START Passage shown

Some of the stages and commands I've been using. Not complete. Lots of information can be found in http://www.nature.com/nprot/journal/v7/n3/full/nprot.2012.016.html

Mapping with Tophat

Get genome fasta and gff from https://www.ncbi.nlm.nih.gov/genome/ or similar, and turn gff into gtf with `gffread file.gff -T -o file.gtf`. Or get gtf straight away, that'd work too. 
/home/GROUP-smbpk/sbi6dap/localbin/tophat2 -p 32 -G /home/GROUP-smbpk/sbi6dap/working/RNA-seq/working/genes.gtf -o ES20_THout /home/GROUP-smbpk/sbi6dap/working/RNA-seq/working/genome fastqs/ES20_R1.fastq fastqs/ES20_R2.fastq

Transcriptome analysis cufflinks

/home/GROUP-smbpk/sbi6dap/localbin/cufflinks -g /home/GROUP-smbpk/sbi6dap/working/RNA-seq/working/genes.gtf -b /home/GROUP-smbpk/sbi6dap/working/RNA-seq/working/genome.fa -p 32 -o /home/GROUP-smbpk/sbi6dap/working/RNA-seq/working/CL-annot/ES8_CLout /home/GROUP-smbpk/sbi6dap/working/RNA-seq/working/TH/ES8_THout/accepted_hits_ES8.bam

Create reference gtf

cuffcompare -s genome.fa -CG -R -V -r genes.gtf CL-annot/ES5_CLout-Gtest/ES5_CLout-Gtest-transcripts.gtf CL-annot/ES2_CLout-Gtest/ES2_CLout-Gtest-transcripts.gtf CL-annot/ES6_CLout-Gtest/ES6_CLout-Gtest-transcripts.gtf CL-annot/ES3_CLout-Gtest/ES3_CLout-Gtest-transcripts.gtf CL-annot/ES7_CLout-Gtest/ES7_CLout-Gtest-transcripts.gtf CL-annot/ES1_CLout-Gtest/ES1_CLout-Gtest-transcripts.gtf CL-annot/ES4_CLout-Gtest/ES4_CLout-Gtest-transcripts.gtf CL-annot/ES8_CLout-Gtest/ES8_CLout-Gtest-transcripts.gtf

# Put gene_name as gene_id instead of "XLOC_1234567"

TSS isoform selection (aka pulling mapped primary isoform start sites)

#Pull out transcripts only, ignore individual exons | Remove unexpressed lines | extract only primary isoform (having both would be useful in some cases)

END Passage shown
START Listed records

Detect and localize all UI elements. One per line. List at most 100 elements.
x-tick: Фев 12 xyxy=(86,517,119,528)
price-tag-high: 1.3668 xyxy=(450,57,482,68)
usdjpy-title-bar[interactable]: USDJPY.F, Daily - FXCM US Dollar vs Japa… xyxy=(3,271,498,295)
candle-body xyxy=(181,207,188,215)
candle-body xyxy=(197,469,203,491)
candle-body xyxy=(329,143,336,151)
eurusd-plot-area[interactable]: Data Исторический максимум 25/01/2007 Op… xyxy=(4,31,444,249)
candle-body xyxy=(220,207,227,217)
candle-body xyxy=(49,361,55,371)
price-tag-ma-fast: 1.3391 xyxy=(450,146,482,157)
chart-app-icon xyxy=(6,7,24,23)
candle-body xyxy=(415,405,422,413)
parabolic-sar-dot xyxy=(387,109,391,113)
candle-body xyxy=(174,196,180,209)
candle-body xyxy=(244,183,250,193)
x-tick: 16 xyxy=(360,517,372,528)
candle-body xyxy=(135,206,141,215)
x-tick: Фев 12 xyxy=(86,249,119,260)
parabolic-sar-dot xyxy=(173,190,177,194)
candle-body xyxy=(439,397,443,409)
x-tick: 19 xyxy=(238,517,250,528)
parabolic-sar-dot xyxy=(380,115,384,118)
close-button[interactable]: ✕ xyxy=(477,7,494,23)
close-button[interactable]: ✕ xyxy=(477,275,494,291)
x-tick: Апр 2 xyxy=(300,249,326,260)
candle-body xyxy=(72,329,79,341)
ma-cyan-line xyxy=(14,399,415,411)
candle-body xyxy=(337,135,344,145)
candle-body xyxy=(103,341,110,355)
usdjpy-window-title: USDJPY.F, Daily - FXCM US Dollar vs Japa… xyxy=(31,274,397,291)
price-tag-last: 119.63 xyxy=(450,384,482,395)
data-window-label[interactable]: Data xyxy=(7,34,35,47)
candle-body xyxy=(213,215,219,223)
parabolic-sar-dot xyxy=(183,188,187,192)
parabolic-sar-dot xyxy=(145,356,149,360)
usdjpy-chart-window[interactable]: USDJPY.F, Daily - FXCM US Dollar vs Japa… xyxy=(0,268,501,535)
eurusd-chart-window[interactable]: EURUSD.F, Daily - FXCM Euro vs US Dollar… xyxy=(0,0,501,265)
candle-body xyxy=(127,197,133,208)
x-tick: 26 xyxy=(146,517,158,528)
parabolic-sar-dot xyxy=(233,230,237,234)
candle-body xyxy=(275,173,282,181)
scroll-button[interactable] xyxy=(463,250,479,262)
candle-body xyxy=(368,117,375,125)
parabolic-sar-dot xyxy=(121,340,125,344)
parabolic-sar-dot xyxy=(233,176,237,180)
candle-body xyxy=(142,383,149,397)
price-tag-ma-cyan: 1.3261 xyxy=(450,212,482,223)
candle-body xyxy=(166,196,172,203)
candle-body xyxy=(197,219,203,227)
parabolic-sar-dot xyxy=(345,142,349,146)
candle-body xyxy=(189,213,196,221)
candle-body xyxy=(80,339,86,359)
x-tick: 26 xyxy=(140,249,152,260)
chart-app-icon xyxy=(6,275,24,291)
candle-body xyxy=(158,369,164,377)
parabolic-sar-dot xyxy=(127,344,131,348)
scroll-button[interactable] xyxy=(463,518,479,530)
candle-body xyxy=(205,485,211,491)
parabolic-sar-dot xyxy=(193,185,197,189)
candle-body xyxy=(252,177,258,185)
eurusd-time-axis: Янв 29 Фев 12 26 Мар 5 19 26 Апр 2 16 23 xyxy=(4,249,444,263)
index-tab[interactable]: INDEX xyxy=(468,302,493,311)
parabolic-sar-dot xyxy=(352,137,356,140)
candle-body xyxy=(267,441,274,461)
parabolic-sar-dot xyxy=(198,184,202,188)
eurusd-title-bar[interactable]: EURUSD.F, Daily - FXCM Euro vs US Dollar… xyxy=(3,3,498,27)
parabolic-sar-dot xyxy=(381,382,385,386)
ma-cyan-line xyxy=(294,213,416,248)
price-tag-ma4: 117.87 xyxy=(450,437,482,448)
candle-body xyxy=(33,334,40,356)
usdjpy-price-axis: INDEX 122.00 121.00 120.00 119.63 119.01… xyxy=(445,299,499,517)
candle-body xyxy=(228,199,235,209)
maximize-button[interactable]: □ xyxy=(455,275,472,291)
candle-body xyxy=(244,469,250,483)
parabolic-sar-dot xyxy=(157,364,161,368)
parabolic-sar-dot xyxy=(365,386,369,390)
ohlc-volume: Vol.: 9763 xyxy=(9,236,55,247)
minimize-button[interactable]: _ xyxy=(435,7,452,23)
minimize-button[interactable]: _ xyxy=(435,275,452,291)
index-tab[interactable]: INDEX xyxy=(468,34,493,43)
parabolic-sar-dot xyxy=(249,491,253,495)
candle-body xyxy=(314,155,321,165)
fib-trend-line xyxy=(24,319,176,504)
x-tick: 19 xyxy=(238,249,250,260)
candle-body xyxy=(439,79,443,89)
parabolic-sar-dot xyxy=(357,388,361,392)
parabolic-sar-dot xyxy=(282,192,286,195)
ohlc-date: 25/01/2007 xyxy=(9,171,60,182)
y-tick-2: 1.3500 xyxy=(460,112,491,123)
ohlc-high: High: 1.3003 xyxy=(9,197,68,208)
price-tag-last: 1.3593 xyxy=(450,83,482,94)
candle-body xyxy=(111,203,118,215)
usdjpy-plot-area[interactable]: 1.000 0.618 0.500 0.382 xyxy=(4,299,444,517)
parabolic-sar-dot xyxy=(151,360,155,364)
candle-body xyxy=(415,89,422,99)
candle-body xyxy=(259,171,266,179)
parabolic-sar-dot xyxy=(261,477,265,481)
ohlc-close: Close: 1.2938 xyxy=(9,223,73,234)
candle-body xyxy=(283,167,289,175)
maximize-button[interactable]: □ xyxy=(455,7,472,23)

END Listed records

§ Exercise requirements:
[a] In the RNA-seq notes, which command turns a gff file into a gtf file?
[b] Repeat the part of the RNA-seq notes between "Get genome fasta" and "that'd work too.", inclusive.
Work only from the RNA-seq notes.

§ Solutions by task:
[a] gffread file.gff -T -o file.gtf

[b]
Get genome fasta and gff from https://www.ncbi.nlm.nih.gov/genome/ or similar, and turn gff into gtf with `gffread file.gff -T -o file.gtf`. Or get gtf straight away, that'd work too.